*What this task involves*. If a line in the following entries holds the string "divider", include it in the tally. State the total and nothing further.

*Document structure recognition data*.
##########
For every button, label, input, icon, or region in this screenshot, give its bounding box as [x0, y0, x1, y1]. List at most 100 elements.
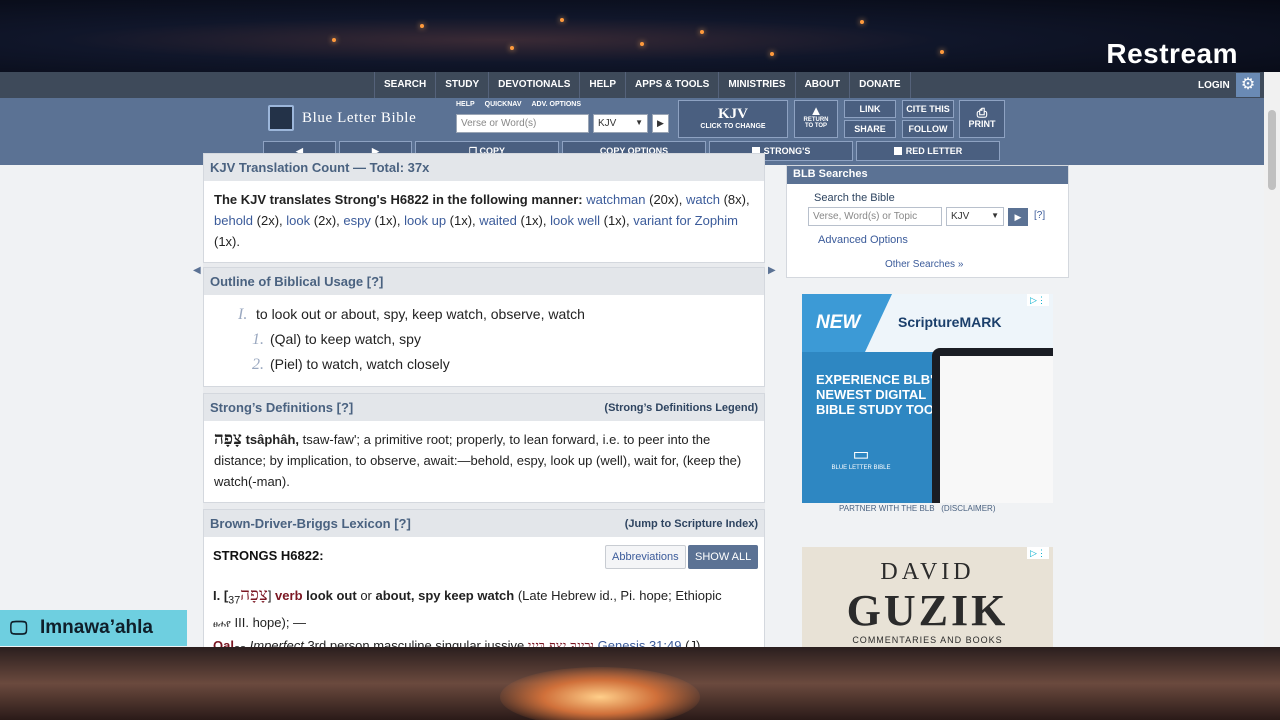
ad-author-first: DAVID: [880, 559, 975, 585]
hebrew-word: צָפָה: [214, 429, 242, 449]
nav-item-search[interactable]: SEARCH: [374, 72, 435, 98]
scrollbar[interactable]: [1264, 72, 1280, 647]
ad-headline: EXPERIENCE BLB'S NEWEST DIGITAL BIBLE ST…: [816, 372, 942, 417]
bdb-etymology: (Late Hebrew id., Pi. hope; Ethiopic: [517, 588, 722, 603]
red-letter-toggle[interactable]: RED LETTER: [856, 141, 1000, 161]
search-mini-links: HELP QUICKNAV ADV. OPTIONS: [456, 101, 581, 108]
collapse-left-icon[interactable]: ◀: [193, 265, 201, 276]
cite-button[interactable]: CITE THIS: [902, 100, 954, 118]
bdb-pos: verb: [275, 588, 303, 603]
translation-word-link[interactable]: watchman: [586, 192, 645, 207]
login-link[interactable]: LOGIN: [1198, 80, 1230, 91]
outline-header[interactable]: Outline of Biblical Usage [?]: [204, 268, 764, 295]
return-to-top-button[interactable]: ▲ RETURN TO TOP: [794, 100, 838, 138]
bdb-count: 37: [228, 594, 241, 607]
streamer-name: Imnawa’ahla: [40, 617, 153, 638]
advanced-options-link[interactable]: Advanced Options: [818, 234, 908, 246]
jump-scripture-index-link[interactable]: (Jump to Scripture Index): [625, 518, 758, 530]
logo-text: Blue Letter Bible: [302, 109, 417, 126]
scripture-reference-link[interactable]: Genesis 31:49: [598, 638, 682, 647]
translation-word-link[interactable]: waited: [479, 213, 517, 228]
other-searches-link[interactable]: Other Searches »: [885, 259, 963, 270]
translation-count-body: The KJV translates Strong's H6822 in the…: [204, 181, 764, 260]
translation-count: (1x),: [449, 213, 476, 228]
collapse-right-icon[interactable]: ▶: [768, 265, 776, 276]
sidebar-help-link[interactable]: [?]: [1034, 210, 1045, 221]
show-all-button[interactable]: SHOW ALL: [688, 545, 759, 569]
bdb-etymology-cont: III. hope); —: [234, 614, 307, 630]
book-icon: [268, 105, 294, 131]
version-hint: CLICK TO CHANGE: [700, 123, 766, 130]
strongs-legend-link[interactable]: (Strong’s Definitions Legend): [604, 402, 758, 414]
version-select[interactable]: KJV ▼: [593, 114, 648, 133]
nav-item-devotionals[interactable]: DEVOTIONALS: [488, 72, 579, 98]
bdb-hebrew: צָפָה: [240, 585, 268, 605]
transliteration: tsâphâh,: [245, 432, 300, 447]
translation-word-link[interactable]: variant for Zophim: [633, 213, 738, 228]
monitor-icon: 🖵: [10, 618, 28, 638]
quicknav-link[interactable]: QUICKNAV: [485, 101, 522, 108]
adv-options-link[interactable]: ADV. OPTIONS: [532, 101, 582, 108]
strongs-definitions-header: Strong’s Definitions [?] (Strong’s Defin…: [204, 394, 764, 421]
ad-blb-text: BLUE LETTER BIBLE: [831, 465, 891, 471]
source-tag: (J): [685, 637, 701, 647]
sidebar-search-button[interactable]: ▶: [1008, 208, 1028, 226]
strongs-definition-body: צָפָה tsâphâh, tsaw-faw'; a primitive ro…: [204, 421, 764, 500]
blb-searches-box: BLB Searches Search the Bible Verse, Wor…: [786, 165, 1069, 278]
partner-link[interactable]: PARTNER WITH THE BLB: [839, 504, 935, 513]
disclaimer-link[interactable]: (DISCLAIMER): [941, 504, 995, 513]
search-input[interactable]: Verse or Word(s): [456, 114, 589, 133]
translation-word-link[interactable]: look: [286, 213, 310, 228]
nav-item-study[interactable]: STUDY: [435, 72, 488, 98]
nav-item-apps-tools[interactable]: APPS & TOOLS: [625, 72, 718, 98]
chevron-down-icon: ▼: [635, 118, 643, 127]
nav-item-help[interactable]: HELP: [579, 72, 625, 98]
translation-word-link[interactable]: espy: [343, 213, 370, 228]
nav-item-donate[interactable]: DONATE: [849, 72, 911, 98]
abbreviations-button[interactable]: Abbreviations: [605, 545, 686, 569]
ad-brand: ScriptureMARK: [898, 314, 1002, 330]
strongs-definitions-title[interactable]: Strong’s Definitions [?]: [210, 400, 353, 415]
follow-button[interactable]: FOLLOW: [902, 120, 954, 138]
translation-word-link[interactable]: behold: [214, 213, 253, 228]
bdb-parsing: 3rd person masculine singular jussive: [307, 637, 525, 647]
gear-icon[interactable]: ⚙: [1236, 73, 1260, 97]
nav-item-ministries[interactable]: MINISTRIES: [718, 72, 794, 98]
version-change-button[interactable]: KJV CLICK TO CHANGE: [678, 100, 788, 138]
ad-subtitle: COMMENTARIES AND BOOKS: [852, 635, 1003, 645]
red-letter-checkbox[interactable]: [893, 147, 902, 155]
share-button[interactable]: SHARE: [844, 120, 896, 138]
bdb-header: Brown-Driver-Briggs Lexicon [?] (Jump to…: [204, 510, 764, 537]
ad-author-last: GUZIK: [846, 586, 1009, 635]
search-go-button[interactable]: ▶: [652, 114, 669, 133]
bdb-roman: I. [: [213, 588, 229, 603]
translation-word-link[interactable]: watch: [686, 192, 720, 207]
outline-item: 1. (Qal) to keep watch, spy: [238, 327, 764, 352]
help-link[interactable]: HELP: [456, 101, 475, 108]
blb-searches-title: BLB Searches: [787, 166, 1068, 184]
bdb-stem: Qal: [213, 637, 234, 647]
link-button[interactable]: LINK: [844, 100, 896, 118]
sidebar-search-input[interactable]: Verse, Word(s) or Topic: [808, 207, 942, 226]
print-button[interactable]: ⎙ PRINT: [959, 100, 1005, 138]
browser-page: SEARCH STUDY DEVOTIONALS HELP APPS & TOOLS MI…: [0, 72, 1280, 647]
version-name: KJV: [718, 106, 748, 122]
adchoices-icon[interactable]: ▷⋮: [1027, 547, 1049, 559]
outline-panel: Outline of Biblical Usage [?] I. to look …: [203, 267, 765, 387]
sidebar-version-select[interactable]: KJV ▼: [946, 207, 1004, 226]
adchoices-icon[interactable]: ▷⋮: [1027, 294, 1049, 306]
guzik-ad[interactable]: DAVID GUZIK COMMENTARIES AND BOOKS ▷⋮: [802, 547, 1053, 647]
ad-new-label: NEW: [816, 312, 861, 333]
nav-item-about[interactable]: ABOUT: [794, 72, 850, 98]
bdb-gloss: look out: [306, 588, 357, 603]
bdb-form: Imperfect: [249, 637, 304, 647]
translation-word-link[interactable]: look well: [550, 213, 600, 228]
outline-num: I.: [238, 306, 248, 323]
scrollbar-thumb[interactable]: [1268, 110, 1276, 190]
stream-background-top: [0, 0, 1280, 72]
chevron-down-icon: ▼: [991, 211, 999, 220]
bdb-title[interactable]: Brown-Driver-Briggs Lexicon [?]: [210, 516, 411, 531]
scripturemark-ad[interactable]: NEW ScriptureMARK EXPERIENCE BLB'S NEWES…: [802, 294, 1053, 503]
translation-word-link[interactable]: look up: [404, 213, 446, 228]
blb-logo[interactable]: Blue Letter Bible: [268, 105, 416, 131]
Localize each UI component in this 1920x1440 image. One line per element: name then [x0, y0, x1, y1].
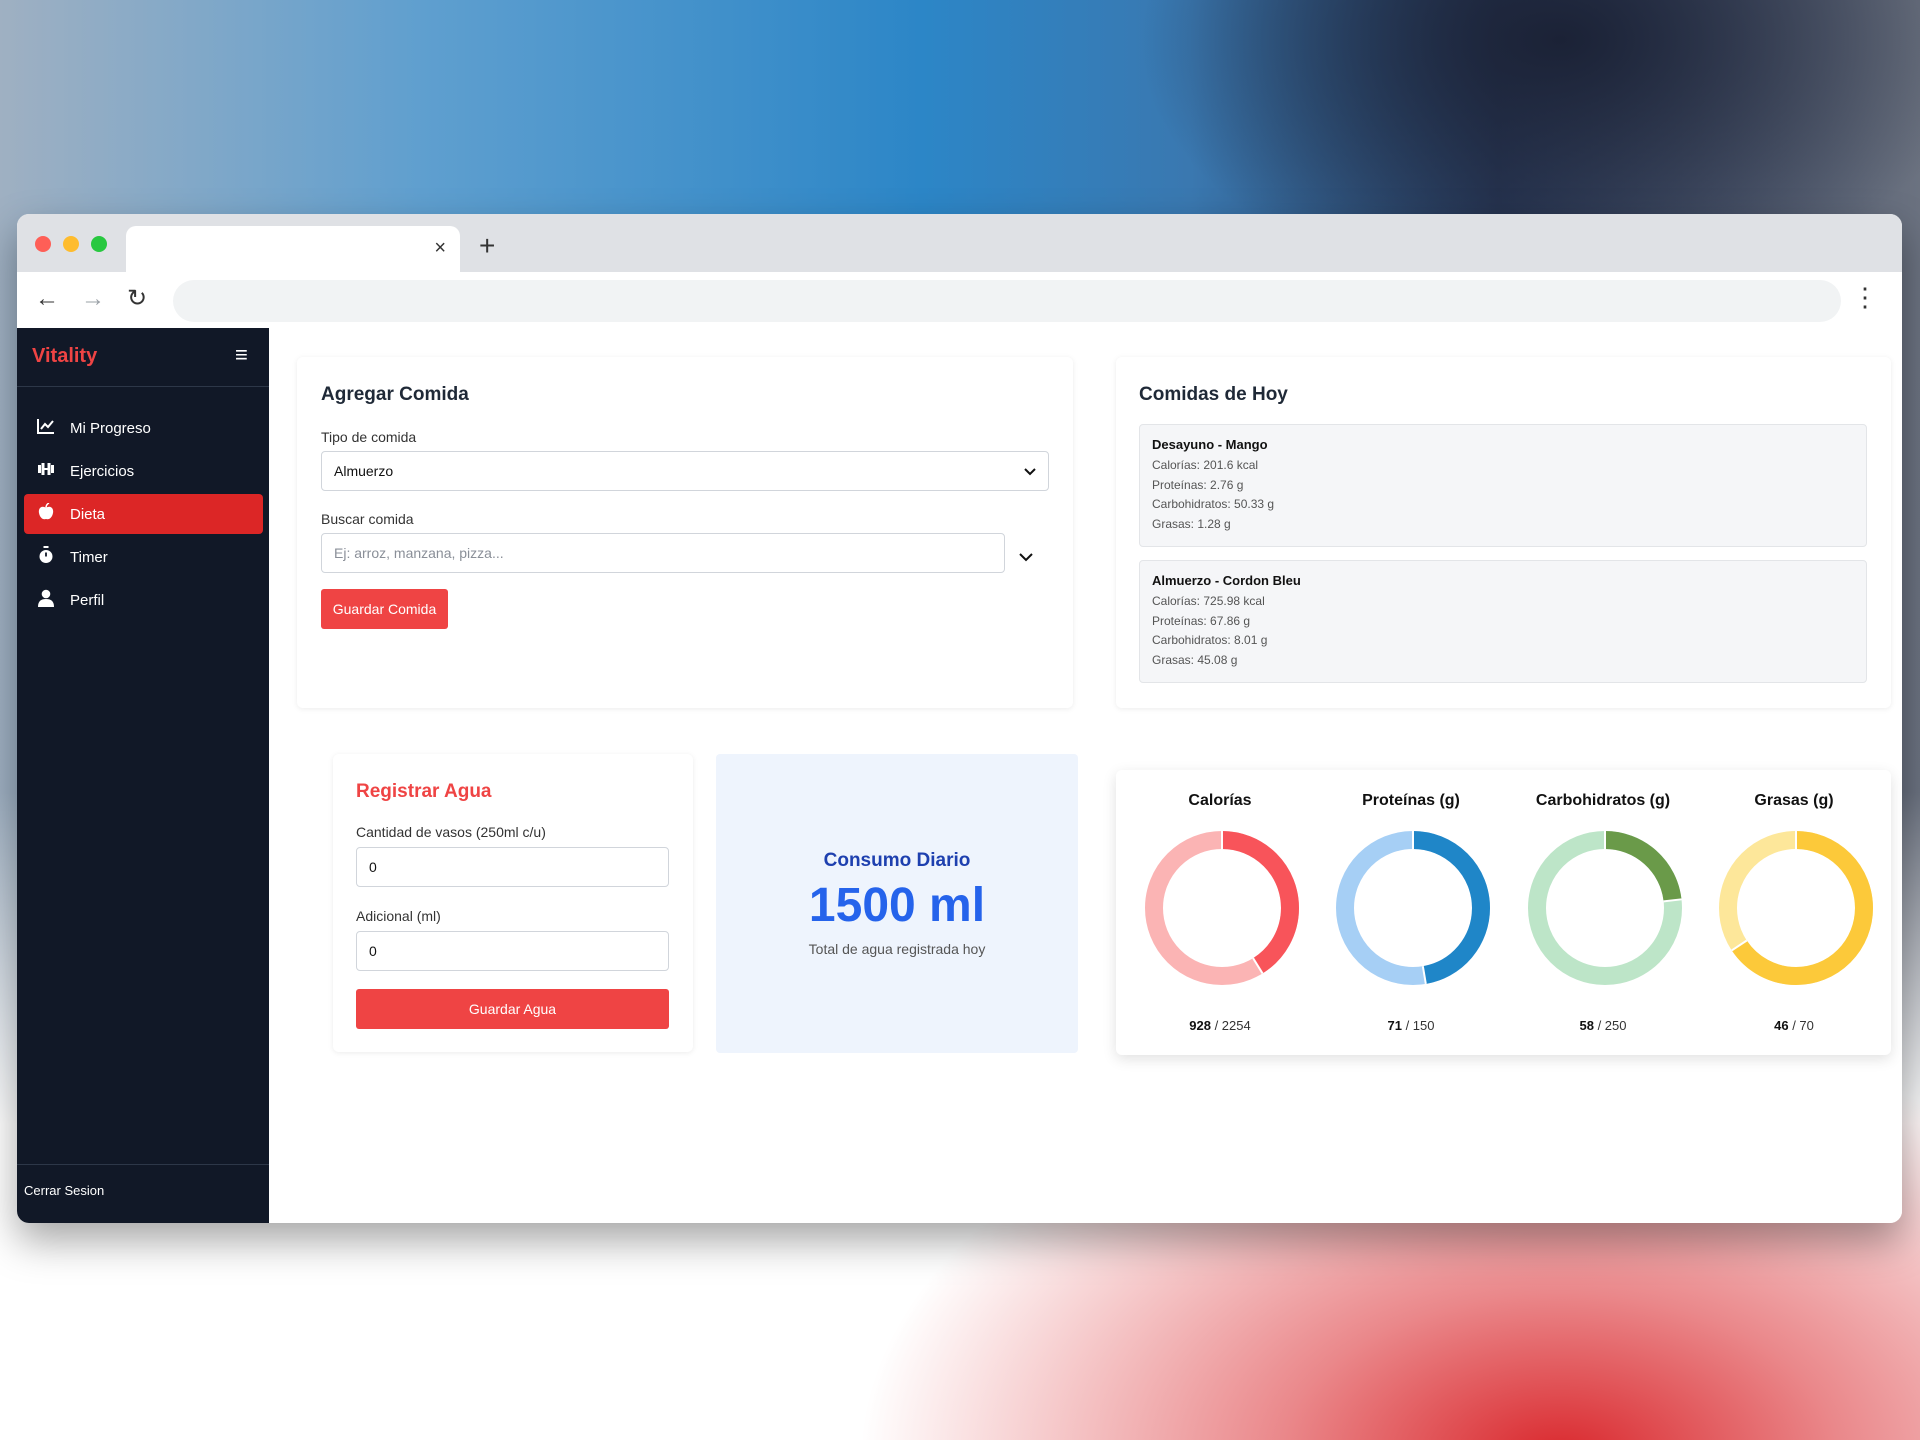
hamburger-menu-icon[interactable]: ≡ — [235, 342, 248, 368]
daily-consumption-amount: 1500 ml — [808, 879, 986, 932]
today-meals-title: Comidas de Hoy — [1139, 384, 1288, 405]
sidebar-divider — [17, 386, 269, 387]
daily-consumption-subtitle: Total de agua registrada hoy — [808, 941, 986, 957]
glasses-value: 0 — [369, 859, 377, 875]
meal-item: Desayuno - Mango Calorías: 201.6 kcal Pr… — [1139, 424, 1867, 547]
water-card: Registrar Agua Cantidad de vasos (250ml … — [333, 754, 693, 1052]
meal-protein: Proteínas: 67.86 g — [1152, 613, 1251, 628]
macro-goal: / 250 — [1593, 1018, 1627, 1033]
extra-ml-label: Adicional (ml) — [356, 908, 441, 924]
meal-fat: Grasas: 1.28 g — [1152, 516, 1231, 531]
macro-consumed: 928 — [1189, 1018, 1211, 1033]
macro-consumed: 71 — [1387, 1018, 1402, 1033]
sidebar-item-label: Ejercicios — [70, 462, 135, 480]
donut-chart — [1145, 831, 1299, 985]
brand-logo[interactable]: Vitality — [32, 345, 97, 368]
macro-consumed: 46 — [1774, 1018, 1789, 1033]
chart-line-icon — [36, 418, 56, 439]
meal-carbs: Carbohidratos: 8.01 g — [1152, 633, 1268, 647]
meal-calories: Calorías: 201.6 kcal — [1152, 458, 1259, 472]
address-bar[interactable] — [173, 280, 1841, 322]
macro-consumed: 58 — [1579, 1018, 1594, 1033]
glasses-label: Cantidad de vasos (250ml c/u) — [356, 824, 546, 840]
macro-goal: / 70 — [1788, 1018, 1814, 1033]
extra-ml-value: 0 — [369, 943, 377, 959]
close-tab-icon[interactable]: × — [434, 236, 446, 260]
meal-calories: Calorías: 725.98 kcal — [1152, 594, 1265, 608]
search-food-input[interactable]: Ej: arroz, manzana, pizza... — [321, 533, 1005, 573]
macro-goal: / 150 — [1401, 1018, 1435, 1033]
meal-name: Desayuno - Mango — [1152, 437, 1268, 452]
macro-title: Grasas (g) — [1754, 792, 1834, 809]
chevron-down-icon[interactable] — [1019, 549, 1033, 567]
macro-goal: / 2254 — [1210, 1018, 1251, 1033]
minimize-window-button[interactable] — [63, 236, 79, 252]
daily-consumption-title: Consumo Diario — [823, 850, 971, 871]
meal-fat: Grasas: 45.08 g — [1152, 652, 1238, 667]
meal-type-label: Tipo de comida — [321, 429, 417, 445]
sidebar-item-ejercicios[interactable]: Ejercicios — [24, 451, 263, 491]
daily-consumption-card: Consumo Diario 1500 ml Total de agua reg… — [716, 754, 1078, 1053]
maximize-window-button[interactable] — [91, 236, 107, 252]
sidebar-item-mi-progreso[interactable]: Mi Progreso — [24, 408, 263, 448]
reload-icon[interactable]: ↻ — [127, 284, 147, 314]
chevron-down-icon — [1024, 463, 1036, 479]
macro-value: 58 / 250 — [1508, 1018, 1698, 1033]
macro-title: Calorías — [1188, 792, 1252, 809]
macro-value: 46 / 70 — [1699, 1018, 1889, 1033]
browser-window: × + ← → ↻ ⋮ Vitality ≡ Mi Progreso Ejerc… — [17, 214, 1902, 1223]
meal-type-select[interactable]: Almuerzo — [321, 451, 1049, 491]
macro-value: 928 / 2254 — [1125, 1018, 1315, 1033]
add-meal-card: Agregar Comida Tipo de comida Almuerzo B… — [297, 357, 1073, 708]
app: Vitality ≡ Mi Progreso Ejercicios Dieta — [17, 328, 1902, 1223]
water-title: Registrar Agua — [356, 781, 492, 802]
save-water-button[interactable]: Guardar Agua — [356, 989, 669, 1029]
macro-title: Proteínas (g) — [1362, 792, 1460, 809]
macros-chart-card: Calorías 928 / 2254 Proteínas (g) 71 / 150 C… — [1116, 770, 1891, 1055]
macro-value: 71 / 150 — [1316, 1018, 1506, 1033]
back-arrow-icon[interactable]: ← — [35, 284, 59, 314]
sidebar-item-label: Dieta — [70, 505, 106, 523]
macro-title: Carbohidratos (g) — [1535, 792, 1671, 809]
main-content: Agregar Comida Tipo de comida Almuerzo B… — [269, 328, 1902, 1223]
logout-link[interactable]: Cerrar Sesion — [24, 1183, 104, 1198]
stopwatch-icon — [36, 545, 56, 569]
add-meal-title: Agregar Comida — [321, 384, 469, 405]
dumbbell-icon — [36, 462, 56, 481]
apple-icon — [36, 501, 56, 526]
donut-chart — [1719, 831, 1873, 985]
donut-chart — [1528, 831, 1682, 985]
sidebar-divider — [17, 1164, 269, 1165]
new-tab-button[interactable]: + — [479, 231, 495, 261]
sidebar-item-perfil[interactable]: Perfil — [24, 580, 263, 620]
browser-tab[interactable]: × — [126, 226, 460, 272]
sidebar-item-label: Timer — [70, 548, 108, 566]
sidebar-item-label: Mi Progreso — [70, 419, 151, 437]
sidebar: Vitality ≡ Mi Progreso Ejercicios Dieta — [17, 328, 269, 1223]
meal-item: Almuerzo - Cordon Bleu Calorías: 725.98 … — [1139, 560, 1867, 683]
meal-protein: Proteínas: 2.76 g — [1152, 477, 1244, 492]
meal-name: Almuerzo - Cordon Bleu — [1152, 573, 1301, 588]
close-window-button[interactable] — [35, 236, 51, 252]
today-meals-card: Comidas de Hoy Desayuno - Mango Calorías… — [1116, 357, 1891, 708]
meal-carbs: Carbohidratos: 50.33 g — [1152, 497, 1275, 511]
search-food-label: Buscar comida — [321, 511, 414, 527]
tab-bar: × + — [17, 214, 1902, 272]
browser-menu-icon[interactable]: ⋮ — [1852, 282, 1878, 312]
extra-ml-input[interactable]: 0 — [356, 931, 669, 971]
meal-type-value: Almuerzo — [334, 463, 394, 479]
user-icon — [36, 589, 56, 612]
search-food-placeholder: Ej: arroz, manzana, pizza... — [334, 545, 504, 561]
glasses-input[interactable]: 0 — [356, 847, 669, 887]
sidebar-item-label: Perfil — [70, 591, 105, 609]
save-meal-button[interactable]: Guardar Comida — [321, 589, 448, 629]
sidebar-item-dieta[interactable]: Dieta — [24, 494, 263, 534]
forward-arrow-icon[interactable]: → — [81, 284, 105, 314]
donut-chart — [1336, 831, 1490, 985]
sidebar-item-timer[interactable]: Timer — [24, 537, 263, 577]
##########
*Your solution*. 2